**Given entries**
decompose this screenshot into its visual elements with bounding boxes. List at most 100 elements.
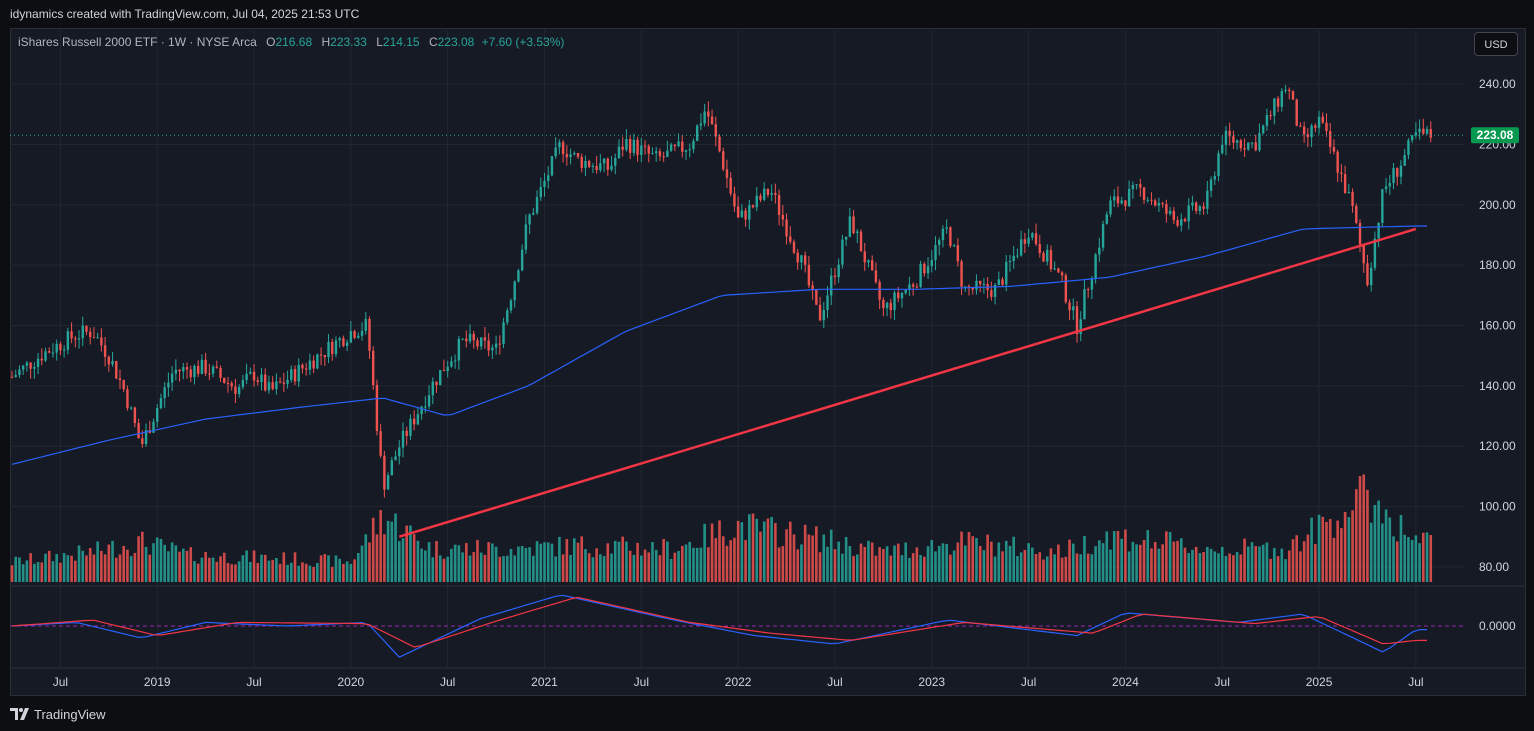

* * *

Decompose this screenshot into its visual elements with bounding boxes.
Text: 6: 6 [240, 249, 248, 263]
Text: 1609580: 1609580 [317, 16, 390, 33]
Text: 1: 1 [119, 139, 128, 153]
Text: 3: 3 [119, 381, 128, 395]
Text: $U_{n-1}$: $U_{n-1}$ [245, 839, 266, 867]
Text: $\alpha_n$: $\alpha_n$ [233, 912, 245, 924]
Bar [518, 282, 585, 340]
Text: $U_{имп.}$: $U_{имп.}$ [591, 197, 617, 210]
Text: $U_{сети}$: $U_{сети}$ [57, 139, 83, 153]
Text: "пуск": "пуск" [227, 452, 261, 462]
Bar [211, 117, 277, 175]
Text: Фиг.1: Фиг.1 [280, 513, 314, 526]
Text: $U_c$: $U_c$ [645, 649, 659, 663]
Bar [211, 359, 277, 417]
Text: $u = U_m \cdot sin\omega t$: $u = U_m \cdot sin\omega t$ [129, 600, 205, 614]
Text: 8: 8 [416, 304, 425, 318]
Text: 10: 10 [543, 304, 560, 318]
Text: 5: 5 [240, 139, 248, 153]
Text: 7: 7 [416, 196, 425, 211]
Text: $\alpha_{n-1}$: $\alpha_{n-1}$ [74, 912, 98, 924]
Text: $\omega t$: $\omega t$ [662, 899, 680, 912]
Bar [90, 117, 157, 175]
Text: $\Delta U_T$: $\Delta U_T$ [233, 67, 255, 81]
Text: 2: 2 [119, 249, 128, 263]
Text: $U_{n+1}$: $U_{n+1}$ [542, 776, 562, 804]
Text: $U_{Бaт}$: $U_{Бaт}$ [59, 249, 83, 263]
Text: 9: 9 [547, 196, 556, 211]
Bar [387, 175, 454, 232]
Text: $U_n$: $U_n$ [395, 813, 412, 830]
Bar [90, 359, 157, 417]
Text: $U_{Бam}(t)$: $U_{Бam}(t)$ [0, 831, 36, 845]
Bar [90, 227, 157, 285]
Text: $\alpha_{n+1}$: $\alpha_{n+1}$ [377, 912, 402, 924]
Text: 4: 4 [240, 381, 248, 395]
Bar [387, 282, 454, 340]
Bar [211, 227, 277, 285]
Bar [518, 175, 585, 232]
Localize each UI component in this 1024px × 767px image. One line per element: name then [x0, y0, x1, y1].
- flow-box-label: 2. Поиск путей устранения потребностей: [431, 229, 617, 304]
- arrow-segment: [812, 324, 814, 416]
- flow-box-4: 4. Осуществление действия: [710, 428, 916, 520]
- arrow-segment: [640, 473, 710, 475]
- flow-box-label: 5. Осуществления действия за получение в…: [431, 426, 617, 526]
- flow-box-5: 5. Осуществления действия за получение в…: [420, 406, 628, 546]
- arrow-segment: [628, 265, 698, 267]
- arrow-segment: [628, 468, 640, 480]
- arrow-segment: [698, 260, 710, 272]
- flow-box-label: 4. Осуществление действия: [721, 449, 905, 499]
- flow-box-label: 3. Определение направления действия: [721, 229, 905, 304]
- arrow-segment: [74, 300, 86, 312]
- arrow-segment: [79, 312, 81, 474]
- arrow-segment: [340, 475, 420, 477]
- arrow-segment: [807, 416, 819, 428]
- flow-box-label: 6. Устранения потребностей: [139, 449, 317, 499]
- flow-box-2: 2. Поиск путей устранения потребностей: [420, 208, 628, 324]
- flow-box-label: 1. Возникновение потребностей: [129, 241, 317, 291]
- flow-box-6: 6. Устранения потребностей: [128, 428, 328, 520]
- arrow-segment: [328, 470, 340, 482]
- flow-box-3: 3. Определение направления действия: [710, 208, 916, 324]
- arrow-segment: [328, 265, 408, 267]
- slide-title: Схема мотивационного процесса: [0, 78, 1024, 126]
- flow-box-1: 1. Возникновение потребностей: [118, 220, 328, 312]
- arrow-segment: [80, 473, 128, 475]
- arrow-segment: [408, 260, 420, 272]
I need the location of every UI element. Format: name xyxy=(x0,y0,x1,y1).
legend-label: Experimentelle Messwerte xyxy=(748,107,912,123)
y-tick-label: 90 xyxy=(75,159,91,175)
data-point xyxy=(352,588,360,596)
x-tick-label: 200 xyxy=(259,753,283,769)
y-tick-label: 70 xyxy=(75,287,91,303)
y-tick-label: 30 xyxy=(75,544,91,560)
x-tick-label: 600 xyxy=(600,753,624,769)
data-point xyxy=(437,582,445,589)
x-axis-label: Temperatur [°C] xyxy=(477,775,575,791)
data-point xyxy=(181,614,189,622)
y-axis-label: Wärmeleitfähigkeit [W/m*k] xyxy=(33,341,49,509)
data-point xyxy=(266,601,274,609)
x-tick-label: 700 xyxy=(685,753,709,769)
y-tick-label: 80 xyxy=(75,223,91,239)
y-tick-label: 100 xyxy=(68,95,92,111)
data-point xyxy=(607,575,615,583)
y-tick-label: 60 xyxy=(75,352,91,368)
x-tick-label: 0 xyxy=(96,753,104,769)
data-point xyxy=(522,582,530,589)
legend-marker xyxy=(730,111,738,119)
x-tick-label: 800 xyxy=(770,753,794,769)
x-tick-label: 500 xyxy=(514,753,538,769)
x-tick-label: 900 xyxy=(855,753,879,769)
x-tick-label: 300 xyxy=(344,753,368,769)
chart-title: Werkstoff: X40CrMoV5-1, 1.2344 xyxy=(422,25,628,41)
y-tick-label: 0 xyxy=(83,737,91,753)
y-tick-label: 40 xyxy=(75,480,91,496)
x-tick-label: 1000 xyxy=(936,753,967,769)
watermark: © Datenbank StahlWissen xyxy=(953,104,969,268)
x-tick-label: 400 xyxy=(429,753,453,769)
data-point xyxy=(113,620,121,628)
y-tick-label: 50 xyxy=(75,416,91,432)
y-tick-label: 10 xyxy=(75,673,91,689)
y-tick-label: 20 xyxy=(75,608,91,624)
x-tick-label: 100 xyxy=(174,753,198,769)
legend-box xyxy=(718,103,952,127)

**What is asked**
Copy the listing lines verbatim, starting at the line that contains "Localize each UI" and ending after the line that contains "- arrow-segment: [408, 260, 420, 272]". Include both of those lines.

**Answer for the task**
Localize each UI component in this 1024px × 767px image. One line per element: name then [x0, y0, x1, y1].
- flow-box-label: 2. Поиск путей устранения потребностей: [431, 229, 617, 304]
- arrow-segment: [812, 324, 814, 416]
- flow-box-4: 4. Осуществление действия: [710, 428, 916, 520]
- arrow-segment: [640, 473, 710, 475]
- flow-box-label: 5. Осуществления действия за получение в…: [431, 426, 617, 526]
- flow-box-5: 5. Осуществления действия за получение в…: [420, 406, 628, 546]
- arrow-segment: [628, 265, 698, 267]
- arrow-segment: [628, 468, 640, 480]
- arrow-segment: [698, 260, 710, 272]
- flow-box-label: 4. Осуществление действия: [721, 449, 905, 499]
- flow-box-label: 3. Определение направления действия: [721, 229, 905, 304]
- arrow-segment: [74, 300, 86, 312]
- arrow-segment: [79, 312, 81, 474]
- arrow-segment: [340, 475, 420, 477]
- arrow-segment: [807, 416, 819, 428]
- flow-box-label: 6. Устранения потребностей: [139, 449, 317, 499]
- flow-box-2: 2. Поиск путей устранения потребностей: [420, 208, 628, 324]
- flow-box-label: 1. Возникновение потребностей: [129, 241, 317, 291]
- flow-box-6: 6. Устранения потребностей: [128, 428, 328, 520]
- arrow-segment: [328, 470, 340, 482]
- flow-box-3: 3. Определение направления действия: [710, 208, 916, 324]
- arrow-segment: [328, 265, 408, 267]
- slide-title: Схема мотивационного процесса: [0, 78, 1024, 126]
- flow-box-1: 1. Возникновение потребностей: [118, 220, 328, 312]
- arrow-segment: [80, 473, 128, 475]
- arrow-segment: [408, 260, 420, 272]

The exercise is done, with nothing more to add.